- TASK BRIEF
Copy the records below exactly as they are written.

>> Begin MATERIAL PROVIDED

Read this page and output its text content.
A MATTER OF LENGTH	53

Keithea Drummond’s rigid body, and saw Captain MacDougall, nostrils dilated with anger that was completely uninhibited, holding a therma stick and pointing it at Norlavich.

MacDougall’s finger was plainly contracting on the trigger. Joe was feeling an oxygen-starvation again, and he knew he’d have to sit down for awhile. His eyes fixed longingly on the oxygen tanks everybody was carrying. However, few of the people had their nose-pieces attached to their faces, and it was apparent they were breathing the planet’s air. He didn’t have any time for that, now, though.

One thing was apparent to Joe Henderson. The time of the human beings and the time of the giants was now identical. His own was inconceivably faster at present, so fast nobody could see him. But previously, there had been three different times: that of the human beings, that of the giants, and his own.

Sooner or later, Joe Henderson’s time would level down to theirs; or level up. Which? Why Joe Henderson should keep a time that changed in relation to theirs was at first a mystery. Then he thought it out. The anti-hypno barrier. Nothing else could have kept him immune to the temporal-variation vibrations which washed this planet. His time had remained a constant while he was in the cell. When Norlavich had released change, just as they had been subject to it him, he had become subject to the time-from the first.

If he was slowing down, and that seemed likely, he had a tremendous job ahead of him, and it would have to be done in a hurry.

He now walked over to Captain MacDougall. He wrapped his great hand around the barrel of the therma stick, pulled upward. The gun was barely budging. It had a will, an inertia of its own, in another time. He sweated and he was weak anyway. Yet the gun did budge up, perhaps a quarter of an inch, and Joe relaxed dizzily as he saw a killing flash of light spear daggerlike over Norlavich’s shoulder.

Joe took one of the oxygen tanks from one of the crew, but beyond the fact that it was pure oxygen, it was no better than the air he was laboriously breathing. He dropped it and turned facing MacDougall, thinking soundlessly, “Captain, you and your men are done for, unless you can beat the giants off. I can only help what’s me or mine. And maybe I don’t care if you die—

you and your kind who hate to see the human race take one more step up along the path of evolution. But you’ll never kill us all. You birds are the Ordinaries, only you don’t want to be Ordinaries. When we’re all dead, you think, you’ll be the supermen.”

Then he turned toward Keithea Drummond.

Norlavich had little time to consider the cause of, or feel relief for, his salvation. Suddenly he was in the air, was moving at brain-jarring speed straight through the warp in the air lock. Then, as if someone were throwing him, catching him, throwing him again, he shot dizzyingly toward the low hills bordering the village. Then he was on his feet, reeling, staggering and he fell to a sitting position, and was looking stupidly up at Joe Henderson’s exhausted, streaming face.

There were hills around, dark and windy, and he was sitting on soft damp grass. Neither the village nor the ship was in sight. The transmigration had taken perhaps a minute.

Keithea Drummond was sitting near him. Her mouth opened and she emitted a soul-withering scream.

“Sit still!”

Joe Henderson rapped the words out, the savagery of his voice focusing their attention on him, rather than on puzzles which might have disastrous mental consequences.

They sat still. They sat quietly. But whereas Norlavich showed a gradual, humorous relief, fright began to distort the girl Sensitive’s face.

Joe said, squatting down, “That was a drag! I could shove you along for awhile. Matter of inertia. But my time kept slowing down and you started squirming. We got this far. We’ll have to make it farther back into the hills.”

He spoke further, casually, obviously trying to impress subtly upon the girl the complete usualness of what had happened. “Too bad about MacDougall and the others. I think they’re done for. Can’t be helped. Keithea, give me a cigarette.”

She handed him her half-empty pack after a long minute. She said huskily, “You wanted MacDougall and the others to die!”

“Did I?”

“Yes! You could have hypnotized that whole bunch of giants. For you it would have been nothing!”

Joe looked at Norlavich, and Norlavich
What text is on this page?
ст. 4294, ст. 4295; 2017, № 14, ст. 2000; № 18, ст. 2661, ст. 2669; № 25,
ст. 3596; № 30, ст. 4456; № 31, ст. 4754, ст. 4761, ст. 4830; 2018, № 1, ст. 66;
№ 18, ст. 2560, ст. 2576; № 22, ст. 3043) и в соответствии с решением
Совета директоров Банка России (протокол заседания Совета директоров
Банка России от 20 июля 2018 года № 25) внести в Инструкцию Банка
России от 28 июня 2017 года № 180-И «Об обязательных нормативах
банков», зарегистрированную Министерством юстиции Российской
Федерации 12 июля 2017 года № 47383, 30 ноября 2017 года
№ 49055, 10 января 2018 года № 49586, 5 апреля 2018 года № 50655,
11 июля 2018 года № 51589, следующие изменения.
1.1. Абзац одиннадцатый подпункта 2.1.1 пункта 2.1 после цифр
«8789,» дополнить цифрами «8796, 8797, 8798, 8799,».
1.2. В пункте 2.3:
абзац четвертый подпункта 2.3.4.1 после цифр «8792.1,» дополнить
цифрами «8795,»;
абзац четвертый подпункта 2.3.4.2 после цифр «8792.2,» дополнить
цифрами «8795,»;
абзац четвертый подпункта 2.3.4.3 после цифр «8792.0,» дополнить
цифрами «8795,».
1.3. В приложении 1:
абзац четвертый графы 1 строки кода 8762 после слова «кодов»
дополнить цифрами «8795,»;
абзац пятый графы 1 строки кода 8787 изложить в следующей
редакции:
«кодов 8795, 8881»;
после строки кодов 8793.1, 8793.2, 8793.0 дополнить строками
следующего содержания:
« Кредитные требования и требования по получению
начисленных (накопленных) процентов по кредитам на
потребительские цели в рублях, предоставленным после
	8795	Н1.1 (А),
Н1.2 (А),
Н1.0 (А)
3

>> End MATERIAL PROVIDED

- ANSWER
Read this page and output its text content.
A MATTER OF LENGTH	53

Keithea Drummond’s rigid body, and saw Captain MacDougall, nostrils dilated with anger that was completely uninhibited, holding a therma stick and pointing it at Norlavich.

MacDougall’s finger was plainly contracting on the trigger. Joe was feeling an oxygen-starvation again, and he knew he’d have to sit down for awhile. His eyes fixed longingly on the oxygen tanks everybody was carrying. However, few of the people had their nose-pieces attached to their faces, and it was apparent they were breathing the planet’s air. He didn’t have any time for that, now, though.

One thing was apparent to Joe Henderson. The time of the human beings and the time of the giants was now identical. His own was inconceivably faster at present, so fast nobody could see him. But previously, there had been three different times: that of the human beings, that of the giants, and his own.

Sooner or later, Joe Henderson’s time would level down to theirs; or level up. Which? Why Joe Henderson should keep a time that changed in relation to theirs was at first a mystery. Then he thought it out. The anti-hypno barrier. Nothing else could have kept him immune to the temporal-variation vibrations which washed this planet. His time had remained a constant while he was in the cell. When Norlavich had released change, just as they had been subject to it him, he had become subject to the time-from the first.

If he was slowing down, and that seemed likely, he had a tremendous job ahead of him, and it would have to be done in a hurry.

He now walked over to Captain MacDougall. He wrapped his great hand around the barrel of the therma stick, pulled upward. The gun was barely budging. It had a will, an inertia of its own, in another time. He sweated and he was weak anyway. Yet the gun did budge up, perhaps a quarter of an inch, and Joe relaxed dizzily as he saw a killing flash of light spear daggerlike over Norlavich’s shoulder.

Joe took one of the oxygen tanks from one of the crew, but beyond the fact that it was pure oxygen, it was no better than the air he was laboriously breathing. He dropped it and turned facing MacDougall, thinking soundlessly, “Captain, you and your men are done for, unless you can beat the giants off. I can only help what’s me or mine. And maybe I don’t care if you die—

you and your kind who hate to see the human race take one more step up along the path of evolution. But you’ll never kill us all. You birds are the Ordinaries, only you don’t want to be Ordinaries. When we’re all dead, you think, you’ll be the supermen.”

Then he turned toward Keithea Drummond.

Norlavich had little time to consider the cause of, or feel relief for, his salvation. Suddenly he was in the air, was moving at brain-jarring speed straight through the warp in the air lock. Then, as if someone were throwing him, catching him, throwing him again, he shot dizzyingly toward the low hills bordering the village. Then he was on his feet, reeling, staggering and he fell to a sitting position, and was looking stupidly up at Joe Henderson’s exhausted, streaming face.

There were hills around, dark and windy, and he was sitting on soft damp grass. Neither the village nor the ship was in sight. The transmigration had taken perhaps a minute.

Keithea Drummond was sitting near him. Her mouth opened and she emitted a soul-withering scream.

“Sit still!”

Joe Henderson rapped the words out, the savagery of his voice focusing their attention on him, rather than on puzzles which might have disastrous mental consequences.

They sat still. They sat quietly. But whereas Norlavich showed a gradual, humorous relief, fright began to distort the girl Sensitive’s face.

Joe said, squatting down, “That was a drag! I could shove you along for awhile. Matter of inertia. But my time kept slowing down and you started squirming. We got this far. We’ll have to make it farther back into the hills.”

He spoke further, casually, obviously trying to impress subtly upon the girl the complete usualness of what had happened. “Too bad about MacDougall and the others. I think they’re done for. Can’t be helped. Keithea, give me a cigarette.”

She handed him her half-empty pack after a long minute. She said huskily, “You wanted MacDougall and the others to die!”

“Did I?”

“Yes! You could have hypnotized that whole bunch of giants. For you it would have been nothing!”

Joe looked at Norlavich, and Norlavich
What text is on this page?
ст. 4294, ст. 4295; 2017, № 14, ст. 2000; № 18, ст. 2661, ст. 2669; № 25,
ст. 3596; № 30, ст. 4456; № 31, ст. 4754, ст. 4761, ст. 4830; 2018, № 1, ст. 66;
№ 18, ст. 2560, ст. 2576; № 22, ст. 3043) и в соответствии с решением
Совета директоров Банка России (протокол заседания Совета директоров
Банка России от 20 июля 2018 года № 25) внести в Инструкцию Банка
России от 28 июня 2017 года № 180-И «Об обязательных нормативах
банков», зарегистрированную Министерством юстиции Российской
Федерации 12 июля 2017 года № 47383, 30 ноября 2017 года
№ 49055, 10 января 2018 года № 49586, 5 апреля 2018 года № 50655,
11 июля 2018 года № 51589, следующие изменения.
1.1. Абзац одиннадцатый подпункта 2.1.1 пункта 2.1 после цифр
«8789,» дополнить цифрами «8796, 8797, 8798, 8799,».
1.2. В пункте 2.3:
абзац четвертый подпункта 2.3.4.1 после цифр «8792.1,» дополнить
цифрами «8795,»;
абзац четвертый подпункта 2.3.4.2 после цифр «8792.2,» дополнить
цифрами «8795,»;
абзац четвертый подпункта 2.3.4.3 после цифр «8792.0,» дополнить
цифрами «8795,».
1.3. В приложении 1:
абзац четвертый графы 1 строки кода 8762 после слова «кодов»
дополнить цифрами «8795,»;
абзац пятый графы 1 строки кода 8787 изложить в следующей
редакции:
«кодов 8795, 8881»;
после строки кодов 8793.1, 8793.2, 8793.0 дополнить строками
следующего содержания:
« Кредитные требования и требования по получению
начисленных (накопленных) процентов по кредитам на
потребительские цели в рублях, предоставленным после
	8795	Н1.1 (А),
Н1.2 (А),
Н1.0 (А)
3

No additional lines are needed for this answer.